Treść zadania A:
Odpowiedz na podstawie tekstu o polskich interesach w Europie:
(i) Ile dostały polskie firmy z 500 mln euro dofinansowania na produkcję amunicji?
(ii) W jakim mieście wymieniono budowę nowoczesnego szpitala?
(iii) Ile państw Unii Europejskiej skupia Inicjatywa Trójmorza?
Treść zadania B: Kontynuuj tekst o polskich interesach w Europie, zaczynając po jego ostatnim zdaniu.

Media

Tak dla inwestycji w bezpieczeństwo Polski – euro dla polskiej zbrojeniówki

Komisja Europejska przyjęła niedawno pierwszą strategię dla przemysłu zbrojeniowego. Powstał pierwszy fundusz, w którym docelowo blisko 100 mld euro ma być przeznaczone dla europejskich zbrojeniówek. Jeżeli nie będziemy zabiegać w Europie o interesy polskiego przemysłu zbrojeniowego, wszystko podzielą między sobą Niemcy, Francuzi i Włosi. Skończy się jak ostatnio z dofinansowaniem na produkcję amunicji – z 500 mln euro, polskie firmy dostały…2,5 mln. Większe europejskie zlecenia dla polskiej zbrojeniówki, będą jednym z istotnych obszarów mojej aktywności w Parlamencie Europejskim.

Niepotrzebna nam europejska armia – mamy NATO. Potrzebne nam środki na wsparcie polskiego przemysłu zbrojeniowego i pilnowanie naszych interesów!

Tak dla środków europejskich na rozwój regionu

Przy podziale unijnych funduszy na inwestycje zawsze starałem się pamiętać o potrzebach mieszkańców swojego okręgu wyborczego i inwestycjach rozwojowych naszego regionu. W ten sposób udało się pozyskać środki na budowę nowego szpitala w ramach Dolnośląskiego Centrum Onkologii Pulmonologii Hematologii, na powstanie kilku dróg ekspresowych w naszym regionie, na budowę nowoczesnego szpitala w Lubinie, czy nowy stadion dla Górnika Wałbrzych. Teraz, potrzebne są kolejne miliony z funduszy europejskich dla rozwoju naszego regionu i poprawy jakości codziennego życia naszych mieszkańców.

Zobowiązuję się do tego, że będę konsekwentnie i ponad politycznymi podziałami walczył o pozyskiwanie dużych środków rozwojowych dla naszego regionu. Dowiodłem swojej skuteczności w kraju, będę też skuteczny dla naszego Regionu w Europie.

Tak dla polskiego przywództwa w Europie Środkowo-Wschodniej

Wbrew głosom dobiegającym z koalicji Tuska, Polska nie jest krajem skazanym na peryferyjność i zależność od silniejszych! Jest wręcz przeciwnie. Powinniśmy, poprzez konkretne działania na arenie międzynarodowej, umacniać pozycję Polski jako lidera Europy Środkowo-Wschodniej. Chodzi tu zarówno o Inicjatywę Trójmorza, skupiającą 13 państw Unii Europejskiej, jak i wzmacnianie sojuszu państw, które niegdyś tworzyły wspólnie I Rzeczpospolitą. Polskie przywództwo w Europie Środkowo-Wschodniej to zwiększenie bezpieczeństwa całego regionu oraz jedyna droga do tego, żebyśmy zarówno przez sąsiadów ze Wschodu, jak i Zachodu, byli traktowani podmiotowo, a nie przedmiotowo.

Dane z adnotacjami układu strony
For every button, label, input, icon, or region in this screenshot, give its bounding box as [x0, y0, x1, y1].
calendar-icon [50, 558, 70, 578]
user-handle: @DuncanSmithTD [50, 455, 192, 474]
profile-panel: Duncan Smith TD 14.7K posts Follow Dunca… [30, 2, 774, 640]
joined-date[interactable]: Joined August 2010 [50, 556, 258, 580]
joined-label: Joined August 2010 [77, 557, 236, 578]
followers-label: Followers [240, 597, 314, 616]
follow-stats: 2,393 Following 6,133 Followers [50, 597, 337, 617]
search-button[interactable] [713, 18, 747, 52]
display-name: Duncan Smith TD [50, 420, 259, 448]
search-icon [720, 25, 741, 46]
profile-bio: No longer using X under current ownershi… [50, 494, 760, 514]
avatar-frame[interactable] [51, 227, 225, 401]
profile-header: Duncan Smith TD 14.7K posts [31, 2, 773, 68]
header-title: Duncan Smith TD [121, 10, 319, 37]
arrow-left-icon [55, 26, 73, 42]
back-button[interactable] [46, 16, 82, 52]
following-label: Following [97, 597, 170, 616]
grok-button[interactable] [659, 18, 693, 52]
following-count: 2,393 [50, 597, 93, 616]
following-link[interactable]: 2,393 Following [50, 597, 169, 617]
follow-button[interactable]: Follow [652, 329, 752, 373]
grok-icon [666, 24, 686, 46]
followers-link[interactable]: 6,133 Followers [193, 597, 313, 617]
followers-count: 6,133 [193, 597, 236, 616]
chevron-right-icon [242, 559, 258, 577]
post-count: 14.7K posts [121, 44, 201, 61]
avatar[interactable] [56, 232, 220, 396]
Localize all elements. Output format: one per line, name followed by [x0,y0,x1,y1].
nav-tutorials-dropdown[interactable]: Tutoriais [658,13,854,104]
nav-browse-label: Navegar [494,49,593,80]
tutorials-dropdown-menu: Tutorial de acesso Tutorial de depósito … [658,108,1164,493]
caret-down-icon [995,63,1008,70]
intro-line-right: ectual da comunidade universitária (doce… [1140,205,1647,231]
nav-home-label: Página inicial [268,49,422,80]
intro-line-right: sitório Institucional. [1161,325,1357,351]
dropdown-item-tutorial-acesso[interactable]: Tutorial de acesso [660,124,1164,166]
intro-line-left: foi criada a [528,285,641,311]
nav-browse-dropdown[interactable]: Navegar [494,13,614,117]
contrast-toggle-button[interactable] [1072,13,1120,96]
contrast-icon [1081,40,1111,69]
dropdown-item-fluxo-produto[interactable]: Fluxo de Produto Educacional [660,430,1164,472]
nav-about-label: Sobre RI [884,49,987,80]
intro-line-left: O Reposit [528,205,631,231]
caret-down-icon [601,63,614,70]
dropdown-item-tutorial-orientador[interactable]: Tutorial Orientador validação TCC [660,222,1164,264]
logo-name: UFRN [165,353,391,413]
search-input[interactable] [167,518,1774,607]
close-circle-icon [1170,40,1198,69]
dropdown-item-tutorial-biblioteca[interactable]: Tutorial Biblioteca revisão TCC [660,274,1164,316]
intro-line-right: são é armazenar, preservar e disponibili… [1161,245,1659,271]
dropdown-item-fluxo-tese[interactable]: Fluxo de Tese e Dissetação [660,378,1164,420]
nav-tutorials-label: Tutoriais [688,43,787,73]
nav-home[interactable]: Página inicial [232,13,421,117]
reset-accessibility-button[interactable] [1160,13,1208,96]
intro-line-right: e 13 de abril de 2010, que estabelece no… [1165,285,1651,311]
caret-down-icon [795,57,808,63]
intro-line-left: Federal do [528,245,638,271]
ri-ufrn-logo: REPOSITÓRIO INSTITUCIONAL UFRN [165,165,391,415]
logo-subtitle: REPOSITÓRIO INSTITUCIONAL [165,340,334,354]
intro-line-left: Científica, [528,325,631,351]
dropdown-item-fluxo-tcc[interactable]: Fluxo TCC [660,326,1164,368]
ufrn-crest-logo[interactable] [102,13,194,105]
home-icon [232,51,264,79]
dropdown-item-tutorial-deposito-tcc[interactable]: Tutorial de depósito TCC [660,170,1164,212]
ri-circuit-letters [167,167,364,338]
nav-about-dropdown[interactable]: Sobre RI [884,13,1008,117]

* * *

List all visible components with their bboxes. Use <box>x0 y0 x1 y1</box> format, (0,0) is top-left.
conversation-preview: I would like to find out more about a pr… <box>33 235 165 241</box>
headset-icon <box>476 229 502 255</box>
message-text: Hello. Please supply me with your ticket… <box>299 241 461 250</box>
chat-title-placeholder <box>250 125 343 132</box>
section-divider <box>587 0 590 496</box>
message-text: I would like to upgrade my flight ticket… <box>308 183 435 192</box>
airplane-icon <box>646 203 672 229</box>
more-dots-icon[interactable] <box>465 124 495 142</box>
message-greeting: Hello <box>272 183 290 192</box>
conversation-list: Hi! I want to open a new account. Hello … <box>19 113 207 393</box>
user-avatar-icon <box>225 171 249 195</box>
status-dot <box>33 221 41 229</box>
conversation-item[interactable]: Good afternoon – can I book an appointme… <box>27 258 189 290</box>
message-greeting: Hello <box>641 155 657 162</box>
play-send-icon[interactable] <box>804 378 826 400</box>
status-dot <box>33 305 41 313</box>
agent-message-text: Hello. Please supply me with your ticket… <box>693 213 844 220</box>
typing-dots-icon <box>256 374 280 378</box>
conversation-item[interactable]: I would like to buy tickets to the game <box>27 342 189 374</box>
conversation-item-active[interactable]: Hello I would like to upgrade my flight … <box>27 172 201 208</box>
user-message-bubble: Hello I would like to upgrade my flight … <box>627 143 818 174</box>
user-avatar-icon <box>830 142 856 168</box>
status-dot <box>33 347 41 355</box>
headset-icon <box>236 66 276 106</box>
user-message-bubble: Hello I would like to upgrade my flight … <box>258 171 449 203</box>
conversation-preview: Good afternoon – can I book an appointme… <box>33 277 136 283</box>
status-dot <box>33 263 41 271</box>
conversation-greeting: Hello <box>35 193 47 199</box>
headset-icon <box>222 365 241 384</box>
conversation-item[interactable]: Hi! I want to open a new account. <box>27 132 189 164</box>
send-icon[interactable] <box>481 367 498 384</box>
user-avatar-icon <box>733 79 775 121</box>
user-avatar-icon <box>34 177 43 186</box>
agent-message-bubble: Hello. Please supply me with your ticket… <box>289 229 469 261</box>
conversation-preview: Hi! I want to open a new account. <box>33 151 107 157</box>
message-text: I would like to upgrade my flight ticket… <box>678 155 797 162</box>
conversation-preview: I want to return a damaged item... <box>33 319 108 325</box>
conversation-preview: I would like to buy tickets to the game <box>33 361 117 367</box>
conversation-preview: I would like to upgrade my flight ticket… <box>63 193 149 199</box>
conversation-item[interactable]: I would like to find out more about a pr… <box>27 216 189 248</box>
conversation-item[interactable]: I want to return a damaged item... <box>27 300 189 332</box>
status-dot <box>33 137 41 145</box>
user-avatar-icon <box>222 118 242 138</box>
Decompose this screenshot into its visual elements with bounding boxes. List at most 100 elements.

Odpowiedź A:
(i) 2,5 mln euro.
(ii) W Lubinie.
(iii) 13 państw.

Odpowiedź B:
Będę podejmował szereg inicjatyw, które wzmocnią ambitną i przywódczą rolę Polski w regionie.

Nie dla euro

Od lat, zdecydowana większość Polaków mówi jasno: „NIE” dla euro, „TAK” dla złotówki. Polacy doskonale wiedzą, że wprowadzenie euro oznaczałoby dla nich zwiększenie codziennych kosztów życia i podwyżki podstawowych artykułów w sklepach. Wszelkie wiarygodne informacje pokazują, że waluta euro zamiast likwidować nierówności między bogatszymi, a biedniejszymi krajami Europy, nierówności te pogłębiła. Pamiętajmy też, że przyjęcie euro wiązałoby się ze znaczną utratą suwerenności gospodarczej Polski – politykę pieniężną dyktowałby Europejski Bank Centralny, a Narodowy Bank Polski straciłby de facto kontrolę nad zgromadzonymi 360 tonami naszej rezerwy złota. Politycy tworzący rząd Tuska – wbrew opinii większości Polaków – nie kryją swego entuzjazmu dla zastąpienia polskiej złotówki walutą euro.

Będę bronił Polskę przed dołączeniem naszego kraju do strefy euro.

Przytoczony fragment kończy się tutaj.